Your objective. Your task is to extract every entry that follows word for word while excluding the pictures.

---+---

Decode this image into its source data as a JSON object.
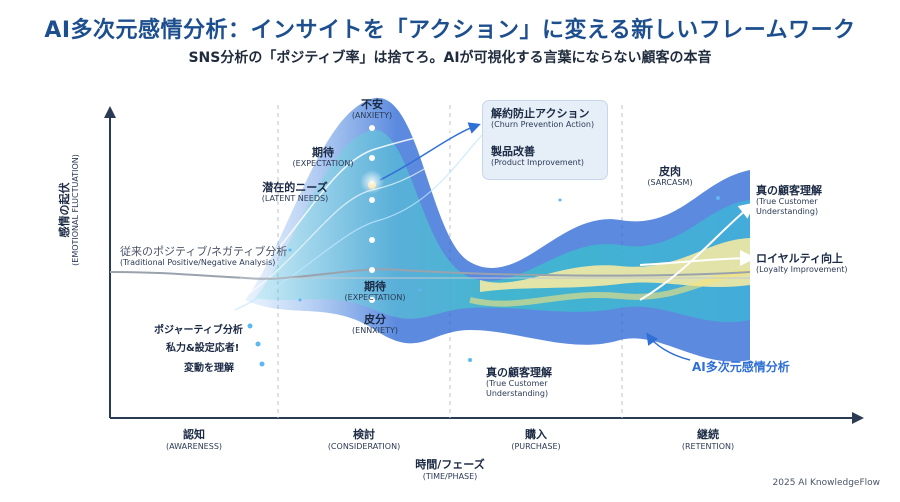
{
  "title": "AI多次元感情分析：インサイトを「アクション」に変える新しいフレームワーク",
  "subtitle": "SNS分析の「ポジティブ率」は捨てろ。AIが可視化する言葉にならない顧客の本音",
  "y_axis": {
    "label": "感情の起伏",
    "sub": "(EMOTIONAL FLUCTUATION)"
  },
  "x_axis": {
    "label": "時間/フェーズ",
    "sub": "(TIME/PHASE)"
  },
  "phases": [
    {
      "label": "認知",
      "sub": "(AWARENESS)"
    },
    {
      "label": "検討",
      "sub": "(CONSIDERATION)"
    },
    {
      "label": "購入",
      "sub": "(PURCHASE)"
    },
    {
      "label": "継続",
      "sub": "(RETENTION)"
    }
  ],
  "traditional": {
    "label": "従来のポジティブ/ネガティブ分析",
    "sub": "(Traditional Positive/Negative Analysis)"
  },
  "peak_labels": [
    {
      "label": "不安",
      "sub": "(ANXIETY)"
    },
    {
      "label": "期待",
      "sub": "(EXPECTATION)"
    },
    {
      "label": "潜在的ニーズ",
      "sub": "(LATENT NEEDS)"
    }
  ],
  "lower_labels": [
    {
      "label": "期待",
      "sub": "(EXPECTATION)"
    },
    {
      "label": "皮分",
      "sub": "(ENNXIETY)"
    }
  ],
  "left_labels": [
    "ポジャーティブ分析",
    "私力&設定応者!",
    "変動を理解"
  ],
  "actions": [
    {
      "label": "解約防止アクション",
      "sub": "(Churn Prevention Action)"
    },
    {
      "label": "製品改善",
      "sub": "(Product Improvement)"
    }
  ],
  "purchase_label": {
    "label": "真の顧客理解",
    "sub1": "(True Customer",
    "sub2": "Understanding)"
  },
  "sarcasm": {
    "label": "皮肉",
    "sub": "(SARCASM)"
  },
  "right_labels": [
    {
      "label": "真の顧客理解",
      "sub1": "(True Customer",
      "sub2": "Understanding)"
    },
    {
      "label": "ロイヤルティ向上",
      "sub1": "(Loyalty Improvement)",
      "sub2": ""
    }
  ],
  "ai_label": "AI多次元感情分析",
  "footer": "2025 AI KnowledgeFlow",
  "colors": {
    "title": "#1d4f8f",
    "accent": "#2f6fd6",
    "teal": "#37c6c9",
    "yellow": "#f4e9a3",
    "gray": "#9aa3ad"
  }
}
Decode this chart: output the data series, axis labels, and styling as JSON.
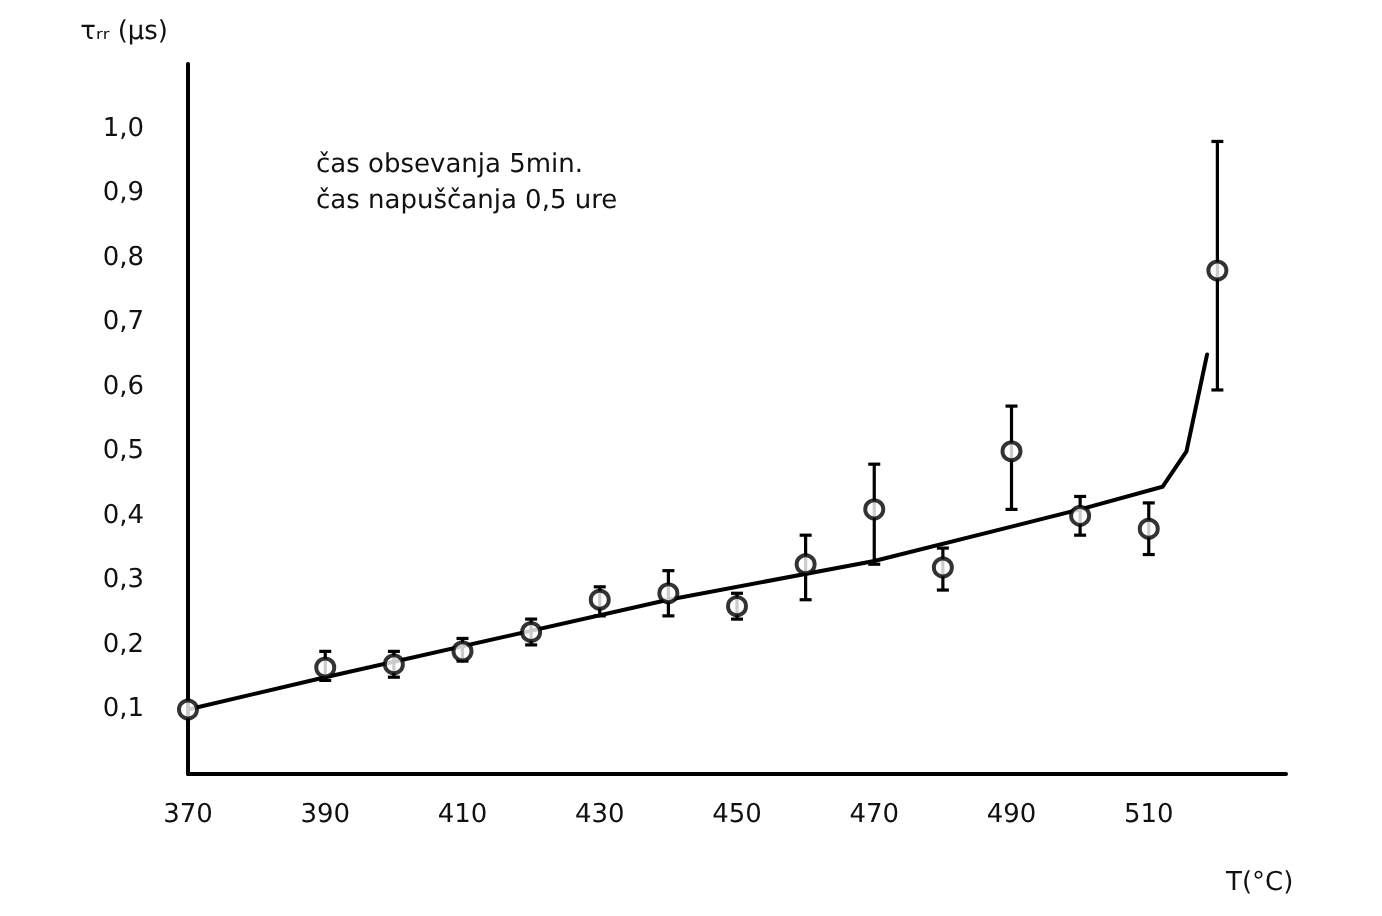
{
  "chart_data": {
    "type": "scatter",
    "xlabel": "T(°C)",
    "ylabel": "τᵣᵣ (μs)",
    "annotations": [
      "čas obsevanja 5min.",
      "čas napuščanja 0,5 ure"
    ],
    "xlim": [
      370,
      530
    ],
    "xticks": [
      370,
      390,
      410,
      430,
      450,
      470,
      490,
      510
    ],
    "ylim": [
      0,
      1.1
    ],
    "yticks": [
      {
        "value": 0.1,
        "label": "0,1"
      },
      {
        "value": 0.2,
        "label": "0,2"
      },
      {
        "value": 0.3,
        "label": "0,3"
      },
      {
        "value": 0.4,
        "label": "0,4"
      },
      {
        "value": 0.5,
        "label": "0,5"
      },
      {
        "value": 0.6,
        "label": "0,6"
      },
      {
        "value": 0.7,
        "label": "0,7"
      },
      {
        "value": 0.8,
        "label": "0,8"
      },
      {
        "value": 0.9,
        "label": "0,9"
      },
      {
        "value": 1.0,
        "label": "1,0"
      }
    ],
    "grid": false,
    "series": [
      {
        "type": "scatter",
        "color": "#000000",
        "marker": "circle",
        "x": [
          370,
          390,
          400,
          410,
          420,
          430,
          440,
          450,
          460,
          470,
          480,
          490,
          500,
          510,
          520
        ],
        "values": [
          0.1,
          0.165,
          0.17,
          0.19,
          0.22,
          0.27,
          0.28,
          0.26,
          0.325,
          0.41,
          0.32,
          0.5,
          0.4,
          0.38,
          0.78
        ],
        "errors": [
          null,
          [
            0.145,
            0.19
          ],
          [
            0.15,
            0.19
          ],
          [
            0.175,
            0.21
          ],
          [
            0.2,
            0.24
          ],
          [
            0.245,
            0.29
          ],
          [
            0.245,
            0.315
          ],
          [
            0.24,
            0.28
          ],
          [
            0.27,
            0.37
          ],
          [
            0.325,
            0.48
          ],
          [
            0.285,
            0.35
          ],
          [
            0.41,
            0.57
          ],
          [
            0.37,
            0.43
          ],
          [
            0.34,
            0.42
          ],
          [
            0.595,
            0.98
          ]
        ]
      },
      {
        "type": "line",
        "color": "#000000",
        "marker": "none",
        "line_style": "solid",
        "x": [
          370,
          390,
          440,
          470,
          500,
          512,
          515.5,
          518.5
        ],
        "values": [
          0.1,
          0.15,
          0.27,
          0.33,
          0.41,
          0.445,
          0.5,
          0.65
        ]
      }
    ]
  }
}
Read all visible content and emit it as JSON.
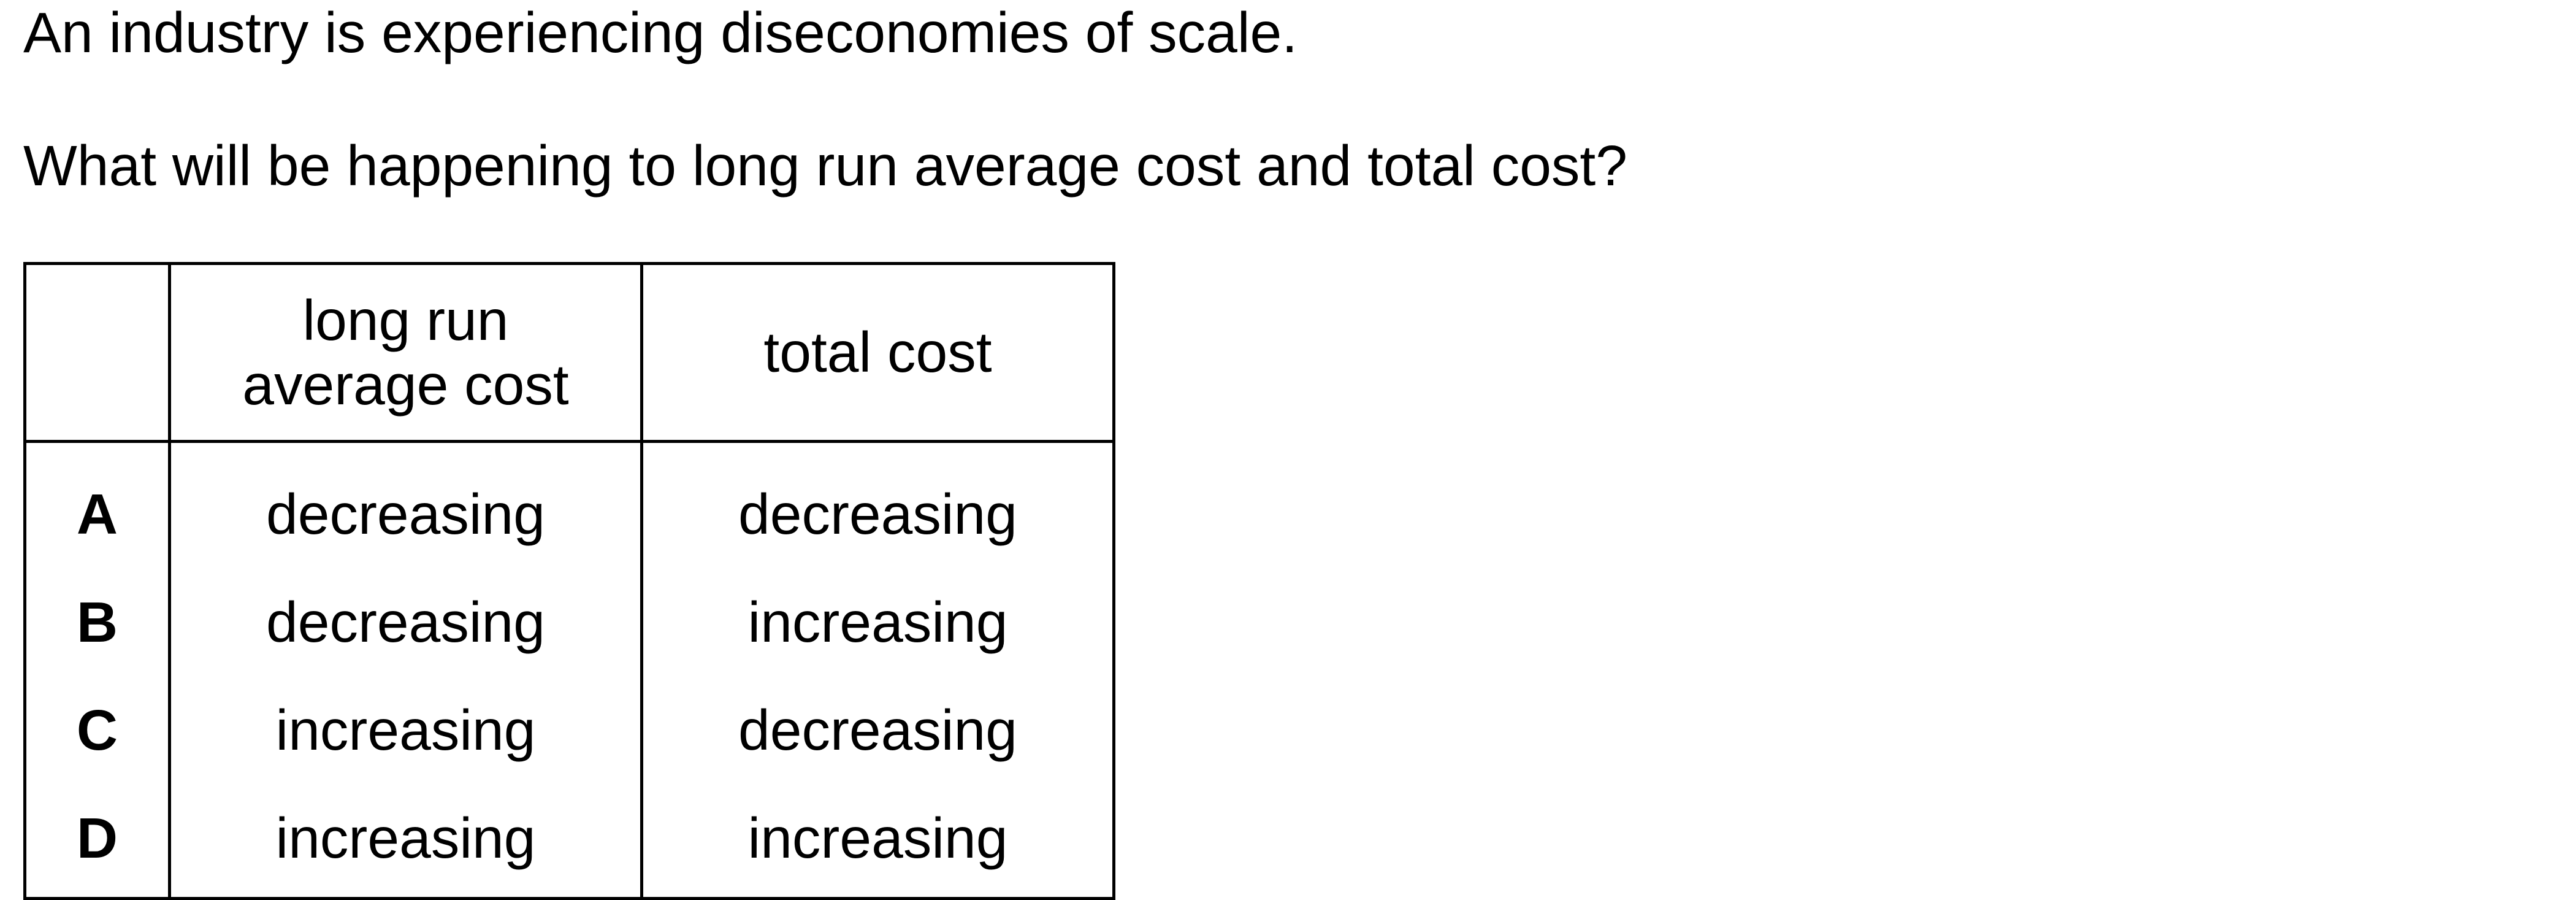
{
  "question": {
    "line1": "An industry is experiencing diseconomies of scale.",
    "line2": "What will be happening to long run average cost and total cost?"
  },
  "table": {
    "headers": {
      "blank": "",
      "col1_line1": "long run",
      "col1_line2": "average cost",
      "col2": "total cost"
    },
    "rows": [
      {
        "letter": "A",
        "lrac": "decreasing",
        "tc": "decreasing"
      },
      {
        "letter": "B",
        "lrac": "decreasing",
        "tc": "increasing"
      },
      {
        "letter": "C",
        "lrac": "increasing",
        "tc": "decreasing"
      },
      {
        "letter": "D",
        "lrac": "increasing",
        "tc": "increasing"
      }
    ]
  }
}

---+---

Response to the exercise.
Decode this image into its source data as a JSON object.
{
  "title": "AI多次元感情分析：インサイトを「アクション」に変える新しいフレームワーク",
  "subtitle": "SNS分析の「ポジティブ率」は捨てろ。AIが可視化する言葉にならない顧客の本音",
  "y_axis": {
    "label": "感情の起伏",
    "sub": "(EMOTIONAL FLUCTUATION)"
  },
  "x_axis": {
    "label": "時間/フェーズ",
    "sub": "(TIME/PHASE)"
  },
  "phases": [
    {
      "label": "認知",
      "sub": "(AWARENESS)"
    },
    {
      "label": "検討",
      "sub": "(CONSIDERATION)"
    },
    {
      "label": "購入",
      "sub": "(PURCHASE)"
    },
    {
      "label": "継続",
      "sub": "(RETENTION)"
    }
  ],
  "traditional": {
    "label": "従来のポジティブ/ネガティブ分析",
    "sub": "(Traditional Positive/Negative Analysis)"
  },
  "peak_labels": [
    {
      "label": "不安",
      "sub": "(ANXIETY)"
    },
    {
      "label": "期待",
      "sub": "(EXPECTATION)"
    },
    {
      "label": "潜在的ニーズ",
      "sub": "(LATENT NEEDS)"
    }
  ],
  "lower_labels": [
    {
      "label": "期待",
      "sub": "(EXPECTATION)"
    },
    {
      "label": "皮分",
      "sub": "(ENNXIETY)"
    }
  ],
  "left_labels": [
    "ポジャーティブ分析",
    "私力&設定応者!",
    "変動を理解"
  ],
  "actions": [
    {
      "label": "解約防止アクション",
      "sub": "(Churn Prevention Action)"
    },
    {
      "label": "製品改善",
      "sub": "(Product Improvement)"
    }
  ],
  "purchase_label": {
    "label": "真の顧客理解",
    "sub1": "(True Customer",
    "sub2": "Understanding)"
  },
  "sarcasm": {
    "label": "皮肉",
    "sub": "(SARCASM)"
  },
  "right_labels": [
    {
      "label": "真の顧客理解",
      "sub1": "(True Customer",
      "sub2": "Understanding)"
    },
    {
      "label": "ロイヤルティ向上",
      "sub1": "(Loyalty Improvement)",
      "sub2": ""
    }
  ],
  "ai_label": "AI多次元感情分析",
  "footer": "2025 AI KnowledgeFlow",
  "colors": {
    "title": "#1d4f8f",
    "accent": "#2f6fd6",
    "teal": "#37c6c9",
    "yellow": "#f4e9a3",
    "gray": "#9aa3ad"
  }
}
Decode this chart: output the data series, axis labels, and styling as JSON.
{
  "chart_data": {
    "type": "scatter",
    "xlabel": "T(°C)",
    "ylabel": "τᵣᵣ (μs)",
    "annotations": [
      "čas obsevanja 5min.",
      "čas napuščanja 0,5 ure"
    ],
    "xlim": [
      370,
      530
    ],
    "xticks": [
      370,
      390,
      410,
      430,
      450,
      470,
      490,
      510
    ],
    "ylim": [
      0,
      1.1
    ],
    "yticks": [
      {
        "value": 0.1,
        "label": "0,1"
      },
      {
        "value": 0.2,
        "label": "0,2"
      },
      {
        "value": 0.3,
        "label": "0,3"
      },
      {
        "value": 0.4,
        "label": "0,4"
      },
      {
        "value": 0.5,
        "label": "0,5"
      },
      {
        "value": 0.6,
        "label": "0,6"
      },
      {
        "value": 0.7,
        "label": "0,7"
      },
      {
        "value": 0.8,
        "label": "0,8"
      },
      {
        "value": 0.9,
        "label": "0,9"
      },
      {
        "value": 1.0,
        "label": "1,0"
      }
    ],
    "grid": false,
    "series": [
      {
        "type": "scatter",
        "color": "#000000",
        "marker": "circle",
        "x": [
          370,
          390,
          400,
          410,
          420,
          430,
          440,
          450,
          460,
          470,
          480,
          490,
          500,
          510,
          520
        ],
        "values": [
          0.1,
          0.165,
          0.17,
          0.19,
          0.22,
          0.27,
          0.28,
          0.26,
          0.325,
          0.41,
          0.32,
          0.5,
          0.4,
          0.38,
          0.78
        ],
        "errors": [
          null,
          [
            0.145,
            0.19
          ],
          [
            0.15,
            0.19
          ],
          [
            0.175,
            0.21
          ],
          [
            0.2,
            0.24
          ],
          [
            0.245,
            0.29
          ],
          [
            0.245,
            0.315
          ],
          [
            0.24,
            0.28
          ],
          [
            0.27,
            0.37
          ],
          [
            0.325,
            0.48
          ],
          [
            0.285,
            0.35
          ],
          [
            0.41,
            0.57
          ],
          [
            0.37,
            0.43
          ],
          [
            0.34,
            0.42
          ],
          [
            0.595,
            0.98
          ]
        ]
      },
      {
        "type": "line",
        "color": "#000000",
        "marker": "none",
        "line_style": "solid",
        "x": [
          370,
          390,
          440,
          470,
          500,
          512,
          515.5,
          518.5
        ],
        "values": [
          0.1,
          0.15,
          0.27,
          0.33,
          0.41,
          0.445,
          0.5,
          0.65
        ]
      }
    ]
  }
}
Read all visible content and emit it as JSON.
{
  "question": {
    "line1": "An industry is experiencing diseconomies of scale.",
    "line2": "What will be happening to long run average cost and total cost?"
  },
  "table": {
    "headers": {
      "blank": "",
      "col1_line1": "long run",
      "col1_line2": "average cost",
      "col2": "total cost"
    },
    "rows": [
      {
        "letter": "A",
        "lrac": "decreasing",
        "tc": "decreasing"
      },
      {
        "letter": "B",
        "lrac": "decreasing",
        "tc": "increasing"
      },
      {
        "letter": "C",
        "lrac": "increasing",
        "tc": "decreasing"
      },
      {
        "letter": "D",
        "lrac": "increasing",
        "tc": "increasing"
      }
    ]
  }
}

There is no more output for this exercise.